* Record extracts
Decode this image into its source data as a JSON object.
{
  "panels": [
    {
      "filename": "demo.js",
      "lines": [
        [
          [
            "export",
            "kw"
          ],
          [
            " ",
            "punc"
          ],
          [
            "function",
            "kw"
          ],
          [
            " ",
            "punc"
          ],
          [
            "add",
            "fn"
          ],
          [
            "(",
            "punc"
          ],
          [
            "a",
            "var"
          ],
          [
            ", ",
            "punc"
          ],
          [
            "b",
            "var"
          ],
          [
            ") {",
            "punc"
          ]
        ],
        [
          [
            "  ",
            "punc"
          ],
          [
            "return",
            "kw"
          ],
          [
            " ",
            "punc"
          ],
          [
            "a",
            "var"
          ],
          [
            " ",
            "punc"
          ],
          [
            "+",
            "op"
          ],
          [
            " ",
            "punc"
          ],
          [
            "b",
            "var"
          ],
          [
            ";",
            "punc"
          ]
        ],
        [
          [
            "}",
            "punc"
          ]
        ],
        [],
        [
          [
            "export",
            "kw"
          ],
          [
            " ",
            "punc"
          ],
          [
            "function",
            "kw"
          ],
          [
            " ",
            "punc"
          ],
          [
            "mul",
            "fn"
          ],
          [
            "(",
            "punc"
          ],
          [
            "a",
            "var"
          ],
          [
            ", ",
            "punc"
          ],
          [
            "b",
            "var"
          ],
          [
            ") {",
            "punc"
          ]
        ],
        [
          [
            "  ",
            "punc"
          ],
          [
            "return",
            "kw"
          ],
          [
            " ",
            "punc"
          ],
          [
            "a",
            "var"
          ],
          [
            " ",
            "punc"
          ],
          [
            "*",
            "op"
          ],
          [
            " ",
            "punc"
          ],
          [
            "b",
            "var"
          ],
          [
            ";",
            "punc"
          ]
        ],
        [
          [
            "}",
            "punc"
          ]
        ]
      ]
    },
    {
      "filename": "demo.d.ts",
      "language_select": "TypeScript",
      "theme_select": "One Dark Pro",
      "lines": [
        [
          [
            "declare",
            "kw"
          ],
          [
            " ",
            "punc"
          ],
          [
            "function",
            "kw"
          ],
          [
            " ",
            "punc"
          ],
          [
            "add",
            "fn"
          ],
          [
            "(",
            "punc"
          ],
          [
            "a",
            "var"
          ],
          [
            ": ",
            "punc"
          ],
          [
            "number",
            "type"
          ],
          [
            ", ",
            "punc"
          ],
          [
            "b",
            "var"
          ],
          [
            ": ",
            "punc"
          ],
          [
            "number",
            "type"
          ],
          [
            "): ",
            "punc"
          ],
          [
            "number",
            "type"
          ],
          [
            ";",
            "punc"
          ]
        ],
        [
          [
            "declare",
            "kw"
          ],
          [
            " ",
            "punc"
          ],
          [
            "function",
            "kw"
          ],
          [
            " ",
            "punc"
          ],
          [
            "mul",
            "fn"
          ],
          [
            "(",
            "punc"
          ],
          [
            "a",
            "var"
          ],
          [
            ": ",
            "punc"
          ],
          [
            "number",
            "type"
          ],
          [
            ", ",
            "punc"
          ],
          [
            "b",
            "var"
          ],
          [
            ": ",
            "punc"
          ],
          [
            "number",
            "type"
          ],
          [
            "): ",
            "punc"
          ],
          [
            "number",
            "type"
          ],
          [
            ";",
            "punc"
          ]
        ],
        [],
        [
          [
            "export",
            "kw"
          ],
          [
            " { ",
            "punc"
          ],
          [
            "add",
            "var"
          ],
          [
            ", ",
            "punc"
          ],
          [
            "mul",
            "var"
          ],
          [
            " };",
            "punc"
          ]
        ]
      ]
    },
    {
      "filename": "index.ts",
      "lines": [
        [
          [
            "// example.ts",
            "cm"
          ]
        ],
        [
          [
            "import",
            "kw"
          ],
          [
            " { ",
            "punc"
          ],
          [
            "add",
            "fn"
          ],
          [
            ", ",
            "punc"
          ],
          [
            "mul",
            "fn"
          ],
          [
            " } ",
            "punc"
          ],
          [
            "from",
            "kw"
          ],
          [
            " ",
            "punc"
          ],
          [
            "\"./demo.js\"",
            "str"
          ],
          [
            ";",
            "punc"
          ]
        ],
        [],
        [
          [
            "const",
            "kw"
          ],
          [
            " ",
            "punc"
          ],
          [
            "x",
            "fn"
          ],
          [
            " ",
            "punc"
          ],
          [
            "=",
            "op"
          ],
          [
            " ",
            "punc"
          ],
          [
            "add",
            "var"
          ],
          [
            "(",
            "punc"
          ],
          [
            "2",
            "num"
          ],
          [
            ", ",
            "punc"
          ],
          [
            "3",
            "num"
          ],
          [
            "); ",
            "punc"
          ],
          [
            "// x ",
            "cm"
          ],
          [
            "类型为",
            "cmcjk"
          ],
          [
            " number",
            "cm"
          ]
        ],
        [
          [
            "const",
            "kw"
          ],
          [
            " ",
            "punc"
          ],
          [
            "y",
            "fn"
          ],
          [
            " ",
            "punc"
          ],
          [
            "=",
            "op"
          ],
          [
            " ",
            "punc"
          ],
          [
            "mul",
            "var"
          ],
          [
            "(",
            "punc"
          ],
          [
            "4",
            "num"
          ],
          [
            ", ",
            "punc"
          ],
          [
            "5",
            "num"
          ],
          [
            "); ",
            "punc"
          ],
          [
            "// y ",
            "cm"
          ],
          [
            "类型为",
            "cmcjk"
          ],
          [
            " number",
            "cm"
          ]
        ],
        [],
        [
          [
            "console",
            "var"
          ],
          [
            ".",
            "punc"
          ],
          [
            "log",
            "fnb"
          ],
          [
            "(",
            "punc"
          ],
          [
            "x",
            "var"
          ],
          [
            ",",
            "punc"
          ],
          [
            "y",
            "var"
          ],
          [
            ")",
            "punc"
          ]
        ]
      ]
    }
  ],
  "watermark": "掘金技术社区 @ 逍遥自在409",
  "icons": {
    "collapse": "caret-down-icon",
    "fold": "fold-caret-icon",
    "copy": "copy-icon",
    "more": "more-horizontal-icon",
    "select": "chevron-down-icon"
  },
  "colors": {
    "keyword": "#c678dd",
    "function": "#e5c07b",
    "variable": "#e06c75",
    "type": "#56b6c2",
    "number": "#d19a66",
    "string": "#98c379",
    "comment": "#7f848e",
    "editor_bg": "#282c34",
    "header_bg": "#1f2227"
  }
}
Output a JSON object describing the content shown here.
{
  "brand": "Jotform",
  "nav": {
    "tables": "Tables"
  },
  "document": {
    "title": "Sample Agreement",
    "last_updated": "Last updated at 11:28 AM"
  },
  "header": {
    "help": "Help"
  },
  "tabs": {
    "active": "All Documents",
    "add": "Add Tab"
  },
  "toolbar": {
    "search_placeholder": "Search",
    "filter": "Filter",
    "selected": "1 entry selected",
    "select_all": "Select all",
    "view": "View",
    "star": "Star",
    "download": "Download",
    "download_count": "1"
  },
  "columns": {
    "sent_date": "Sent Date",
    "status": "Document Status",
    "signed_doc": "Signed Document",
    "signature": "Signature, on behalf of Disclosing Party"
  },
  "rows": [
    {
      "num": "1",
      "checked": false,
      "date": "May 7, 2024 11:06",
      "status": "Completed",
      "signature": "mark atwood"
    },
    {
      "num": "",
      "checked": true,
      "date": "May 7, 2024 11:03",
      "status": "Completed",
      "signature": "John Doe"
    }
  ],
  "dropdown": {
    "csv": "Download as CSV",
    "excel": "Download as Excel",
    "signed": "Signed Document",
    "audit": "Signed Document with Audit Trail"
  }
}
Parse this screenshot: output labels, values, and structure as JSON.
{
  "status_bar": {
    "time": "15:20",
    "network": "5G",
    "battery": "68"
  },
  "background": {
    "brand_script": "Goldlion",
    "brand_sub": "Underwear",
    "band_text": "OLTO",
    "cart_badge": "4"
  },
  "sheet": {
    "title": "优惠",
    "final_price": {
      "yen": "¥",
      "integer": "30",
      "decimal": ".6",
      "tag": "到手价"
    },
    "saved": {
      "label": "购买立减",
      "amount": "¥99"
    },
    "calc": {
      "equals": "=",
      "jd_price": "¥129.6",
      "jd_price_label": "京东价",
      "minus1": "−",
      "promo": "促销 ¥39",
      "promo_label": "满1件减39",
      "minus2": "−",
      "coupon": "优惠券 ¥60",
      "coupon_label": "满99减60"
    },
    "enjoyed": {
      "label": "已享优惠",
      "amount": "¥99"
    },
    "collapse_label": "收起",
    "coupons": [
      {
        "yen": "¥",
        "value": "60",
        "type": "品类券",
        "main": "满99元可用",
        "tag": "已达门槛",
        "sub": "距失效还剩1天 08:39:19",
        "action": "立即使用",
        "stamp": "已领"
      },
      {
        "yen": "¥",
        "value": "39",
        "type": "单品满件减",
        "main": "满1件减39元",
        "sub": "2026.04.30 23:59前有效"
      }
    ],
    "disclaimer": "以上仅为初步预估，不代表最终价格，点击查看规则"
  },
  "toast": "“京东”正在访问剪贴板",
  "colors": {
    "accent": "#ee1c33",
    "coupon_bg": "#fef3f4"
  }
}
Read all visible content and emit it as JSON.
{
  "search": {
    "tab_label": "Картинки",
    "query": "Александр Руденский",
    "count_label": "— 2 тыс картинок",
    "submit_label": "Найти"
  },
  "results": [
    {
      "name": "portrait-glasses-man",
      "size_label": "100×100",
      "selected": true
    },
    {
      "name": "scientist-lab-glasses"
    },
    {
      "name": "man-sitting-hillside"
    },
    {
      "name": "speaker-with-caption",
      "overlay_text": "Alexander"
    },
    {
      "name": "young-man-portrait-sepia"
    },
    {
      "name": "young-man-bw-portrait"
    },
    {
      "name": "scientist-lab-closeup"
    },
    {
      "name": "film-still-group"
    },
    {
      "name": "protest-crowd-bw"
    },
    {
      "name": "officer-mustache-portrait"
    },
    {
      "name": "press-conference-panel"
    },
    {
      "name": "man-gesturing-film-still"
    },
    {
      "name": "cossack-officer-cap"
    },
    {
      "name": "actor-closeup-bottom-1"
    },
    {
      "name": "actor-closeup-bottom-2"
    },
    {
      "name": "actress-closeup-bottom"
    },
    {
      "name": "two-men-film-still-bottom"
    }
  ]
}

* Job
Pull out all lines from the entries above in which the word "actor" appears.

* Solution for this problem
      "name": "actor-closeup-bottom-1"
      "name": "actor-closeup-bottom-2"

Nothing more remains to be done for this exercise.